→ **INPUT RECORDS**:
┌──

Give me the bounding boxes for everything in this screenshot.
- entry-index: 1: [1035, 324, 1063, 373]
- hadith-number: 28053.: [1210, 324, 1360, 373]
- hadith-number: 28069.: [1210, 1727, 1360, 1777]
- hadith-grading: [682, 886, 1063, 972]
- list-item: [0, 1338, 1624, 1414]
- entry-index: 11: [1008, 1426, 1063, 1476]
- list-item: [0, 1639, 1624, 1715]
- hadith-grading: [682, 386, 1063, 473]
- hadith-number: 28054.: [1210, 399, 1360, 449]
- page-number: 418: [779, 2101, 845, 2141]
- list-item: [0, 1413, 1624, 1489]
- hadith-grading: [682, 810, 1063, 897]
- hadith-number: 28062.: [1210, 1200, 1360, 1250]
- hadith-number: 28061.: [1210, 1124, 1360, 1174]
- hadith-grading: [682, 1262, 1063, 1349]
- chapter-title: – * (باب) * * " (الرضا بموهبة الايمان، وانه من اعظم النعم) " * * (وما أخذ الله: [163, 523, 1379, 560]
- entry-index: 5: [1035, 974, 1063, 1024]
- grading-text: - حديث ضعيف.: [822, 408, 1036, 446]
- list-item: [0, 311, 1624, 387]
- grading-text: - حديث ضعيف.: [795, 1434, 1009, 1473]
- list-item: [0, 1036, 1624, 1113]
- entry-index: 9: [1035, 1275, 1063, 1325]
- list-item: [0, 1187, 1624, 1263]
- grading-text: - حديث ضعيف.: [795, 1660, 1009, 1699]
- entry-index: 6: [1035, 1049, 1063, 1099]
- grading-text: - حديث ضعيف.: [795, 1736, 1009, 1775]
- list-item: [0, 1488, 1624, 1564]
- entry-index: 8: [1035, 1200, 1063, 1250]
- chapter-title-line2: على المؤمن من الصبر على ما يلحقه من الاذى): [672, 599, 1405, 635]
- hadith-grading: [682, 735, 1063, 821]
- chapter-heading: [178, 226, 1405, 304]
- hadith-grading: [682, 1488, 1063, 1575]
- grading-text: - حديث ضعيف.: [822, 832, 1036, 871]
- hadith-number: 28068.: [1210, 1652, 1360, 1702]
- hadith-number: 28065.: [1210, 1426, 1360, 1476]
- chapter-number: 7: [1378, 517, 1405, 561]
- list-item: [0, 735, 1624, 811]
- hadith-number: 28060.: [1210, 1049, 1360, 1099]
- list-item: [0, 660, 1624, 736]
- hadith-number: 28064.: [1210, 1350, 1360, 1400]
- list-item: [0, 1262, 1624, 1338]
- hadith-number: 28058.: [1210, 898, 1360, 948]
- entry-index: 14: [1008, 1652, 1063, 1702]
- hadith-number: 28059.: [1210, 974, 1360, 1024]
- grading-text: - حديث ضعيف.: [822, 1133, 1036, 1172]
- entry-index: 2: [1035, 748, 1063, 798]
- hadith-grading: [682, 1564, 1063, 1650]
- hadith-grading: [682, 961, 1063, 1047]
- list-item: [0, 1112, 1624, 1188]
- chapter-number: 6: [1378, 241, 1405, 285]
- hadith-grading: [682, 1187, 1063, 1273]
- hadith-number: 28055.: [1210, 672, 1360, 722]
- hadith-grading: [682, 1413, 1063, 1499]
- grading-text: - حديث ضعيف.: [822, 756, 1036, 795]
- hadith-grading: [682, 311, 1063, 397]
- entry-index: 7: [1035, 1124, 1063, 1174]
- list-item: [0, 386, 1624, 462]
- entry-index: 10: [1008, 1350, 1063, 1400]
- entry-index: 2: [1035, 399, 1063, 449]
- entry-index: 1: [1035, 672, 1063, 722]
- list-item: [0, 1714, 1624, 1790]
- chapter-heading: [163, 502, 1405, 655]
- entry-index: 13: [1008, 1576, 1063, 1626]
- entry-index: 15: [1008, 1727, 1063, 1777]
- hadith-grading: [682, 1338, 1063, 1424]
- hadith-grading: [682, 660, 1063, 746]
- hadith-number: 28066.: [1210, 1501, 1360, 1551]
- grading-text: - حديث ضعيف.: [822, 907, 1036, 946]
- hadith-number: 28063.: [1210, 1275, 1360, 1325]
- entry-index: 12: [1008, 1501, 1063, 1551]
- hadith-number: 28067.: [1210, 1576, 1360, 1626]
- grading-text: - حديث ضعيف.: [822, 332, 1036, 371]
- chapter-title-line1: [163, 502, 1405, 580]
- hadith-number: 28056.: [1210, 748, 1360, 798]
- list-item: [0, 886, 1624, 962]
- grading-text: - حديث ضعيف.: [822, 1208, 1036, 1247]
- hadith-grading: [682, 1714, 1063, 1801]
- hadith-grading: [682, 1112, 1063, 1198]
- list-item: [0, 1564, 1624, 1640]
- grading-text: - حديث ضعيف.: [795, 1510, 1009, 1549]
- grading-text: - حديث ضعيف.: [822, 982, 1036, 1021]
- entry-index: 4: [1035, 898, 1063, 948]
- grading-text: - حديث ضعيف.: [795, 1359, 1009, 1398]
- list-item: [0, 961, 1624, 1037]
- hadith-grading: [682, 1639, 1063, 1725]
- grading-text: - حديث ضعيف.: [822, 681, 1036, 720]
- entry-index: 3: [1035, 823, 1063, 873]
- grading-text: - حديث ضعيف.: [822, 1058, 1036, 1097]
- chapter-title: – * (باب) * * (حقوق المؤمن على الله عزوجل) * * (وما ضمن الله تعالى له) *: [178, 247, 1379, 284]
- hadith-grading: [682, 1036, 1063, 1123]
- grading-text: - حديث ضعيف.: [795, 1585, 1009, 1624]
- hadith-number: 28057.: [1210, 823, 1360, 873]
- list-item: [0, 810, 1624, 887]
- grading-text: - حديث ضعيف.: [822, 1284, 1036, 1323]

└──

→ **WHAT IS NEEDED**: Copy every line of the entries above verbatim, from first to last.

→ **SOLVED EXERCISE**:
Give me the bounding boxes for everything in this screenshot.
- entry-index: 1: [1035, 324, 1063, 373]
- hadith-number: 28053.: [1210, 324, 1360, 373]
- hadith-number: 28069.: [1210, 1727, 1360, 1777]
- hadith-grading: [682, 886, 1063, 972]
- list-item: [0, 1338, 1624, 1414]
- entry-index: 11: [1008, 1426, 1063, 1476]
- list-item: [0, 1639, 1624, 1715]
- hadith-grading: [682, 386, 1063, 473]
- hadith-number: 28054.: [1210, 399, 1360, 449]
- page-number: 418: [779, 2101, 845, 2141]
- list-item: [0, 1413, 1624, 1489]
- hadith-grading: [682, 810, 1063, 897]
- hadith-number: 28062.: [1210, 1200, 1360, 1250]
- hadith-number: 28061.: [1210, 1124, 1360, 1174]
- hadith-grading: [682, 1262, 1063, 1349]
- chapter-title: – * (باب) * * " (الرضا بموهبة الايمان، وانه من اعظم النعم) " * * (وما أخذ الله: [163, 523, 1379, 560]
- entry-index: 5: [1035, 974, 1063, 1024]
- grading-text: - حديث ضعيف.: [822, 408, 1036, 446]
- list-item: [0, 311, 1624, 387]
- grading-text: - حديث ضعيف.: [795, 1434, 1009, 1473]
- list-item: [0, 1036, 1624, 1113]
- entry-index: 9: [1035, 1275, 1063, 1325]
- list-item: [0, 1187, 1624, 1263]
- grading-text: - حديث ضعيف.: [795, 1660, 1009, 1699]
- entry-index: 6: [1035, 1049, 1063, 1099]
- grading-text: - حديث ضعيف.: [795, 1736, 1009, 1775]
- list-item: [0, 1488, 1624, 1564]
- entry-index: 8: [1035, 1200, 1063, 1250]
- chapter-title-line2: على المؤمن من الصبر على ما يلحقه من الاذى): [672, 599, 1405, 635]
- hadith-grading: [682, 735, 1063, 821]
- chapter-heading: [178, 226, 1405, 304]
- hadith-grading: [682, 1488, 1063, 1575]
- grading-text: - حديث ضعيف.: [822, 832, 1036, 871]
- hadith-number: 28068.: [1210, 1652, 1360, 1702]
- hadith-number: 28065.: [1210, 1426, 1360, 1476]
- chapter-number: 7: [1378, 517, 1405, 561]
- list-item: [0, 735, 1624, 811]
- hadith-number: 28060.: [1210, 1049, 1360, 1099]
- list-item: [0, 660, 1624, 736]
- hadith-number: 28064.: [1210, 1350, 1360, 1400]
- list-item: [0, 1262, 1624, 1338]
- hadith-number: 28058.: [1210, 898, 1360, 948]
- entry-index: 14: [1008, 1652, 1063, 1702]
- hadith-number: 28059.: [1210, 974, 1360, 1024]
- grading-text: - حديث ضعيف.: [822, 1133, 1036, 1172]
- entry-index: 2: [1035, 748, 1063, 798]
- hadith-grading: [682, 1564, 1063, 1650]
- hadith-grading: [682, 961, 1063, 1047]
- list-item: [0, 1112, 1624, 1188]
- chapter-number: 6: [1378, 241, 1405, 285]
- hadith-grading: [682, 1187, 1063, 1273]
- hadith-number: 28055.: [1210, 672, 1360, 722]
- hadith-grading: [682, 1413, 1063, 1499]
- grading-text: - حديث ضعيف.: [822, 756, 1036, 795]
- hadith-grading: [682, 311, 1063, 397]
- entry-index: 7: [1035, 1124, 1063, 1174]
- list-item: [0, 386, 1624, 462]
- entry-index: 10: [1008, 1350, 1063, 1400]
- entry-index: 2: [1035, 399, 1063, 449]
- entry-index: 1: [1035, 672, 1063, 722]
- list-item: [0, 1714, 1624, 1790]
- chapter-heading: [163, 502, 1405, 655]
- entry-index: 13: [1008, 1576, 1063, 1626]
- entry-index: 15: [1008, 1727, 1063, 1777]
- hadith-grading: [682, 1338, 1063, 1424]
- hadith-grading: [682, 660, 1063, 746]
- hadith-number: 28066.: [1210, 1501, 1360, 1551]
- grading-text: - حديث ضعيف.: [822, 907, 1036, 946]
- hadith-number: 28063.: [1210, 1275, 1360, 1325]
- entry-index: 12: [1008, 1501, 1063, 1551]
- hadith-number: 28067.: [1210, 1576, 1360, 1626]
- grading-text: - حديث ضعيف.: [822, 332, 1036, 371]
- chapter-title-line1: [163, 502, 1405, 580]
- hadith-number: 28056.: [1210, 748, 1360, 798]
- list-item: [0, 886, 1624, 962]
- grading-text: - حديث ضعيف.: [822, 1208, 1036, 1247]
- hadith-grading: [682, 1714, 1063, 1801]
- hadith-grading: [682, 1112, 1063, 1198]
- list-item: [0, 1564, 1624, 1640]
- grading-text: - حديث ضعيف.: [795, 1510, 1009, 1549]
- grading-text: - حديث ضعيف.: [822, 982, 1036, 1021]
- entry-index: 4: [1035, 898, 1063, 948]
- grading-text: - حديث ضعيف.: [795, 1359, 1009, 1398]
- list-item: [0, 961, 1624, 1037]
- hadith-grading: [682, 1639, 1063, 1725]
- grading-text: - حديث ضعيف.: [822, 681, 1036, 720]
- entry-index: 3: [1035, 823, 1063, 873]
- grading-text: - حديث ضعيف.: [822, 1058, 1036, 1097]
- chapter-title: – * (باب) * * (حقوق المؤمن على الله عزوجل) * * (وما ضمن الله تعالى له) *: [178, 247, 1379, 284]
- hadith-grading: [682, 1036, 1063, 1123]
- grading-text: - حديث ضعيف.: [795, 1585, 1009, 1624]
- hadith-number: 28057.: [1210, 823, 1360, 873]
- list-item: [0, 810, 1624, 887]
- grading-text: - حديث ضعيف.: [822, 1284, 1036, 1323]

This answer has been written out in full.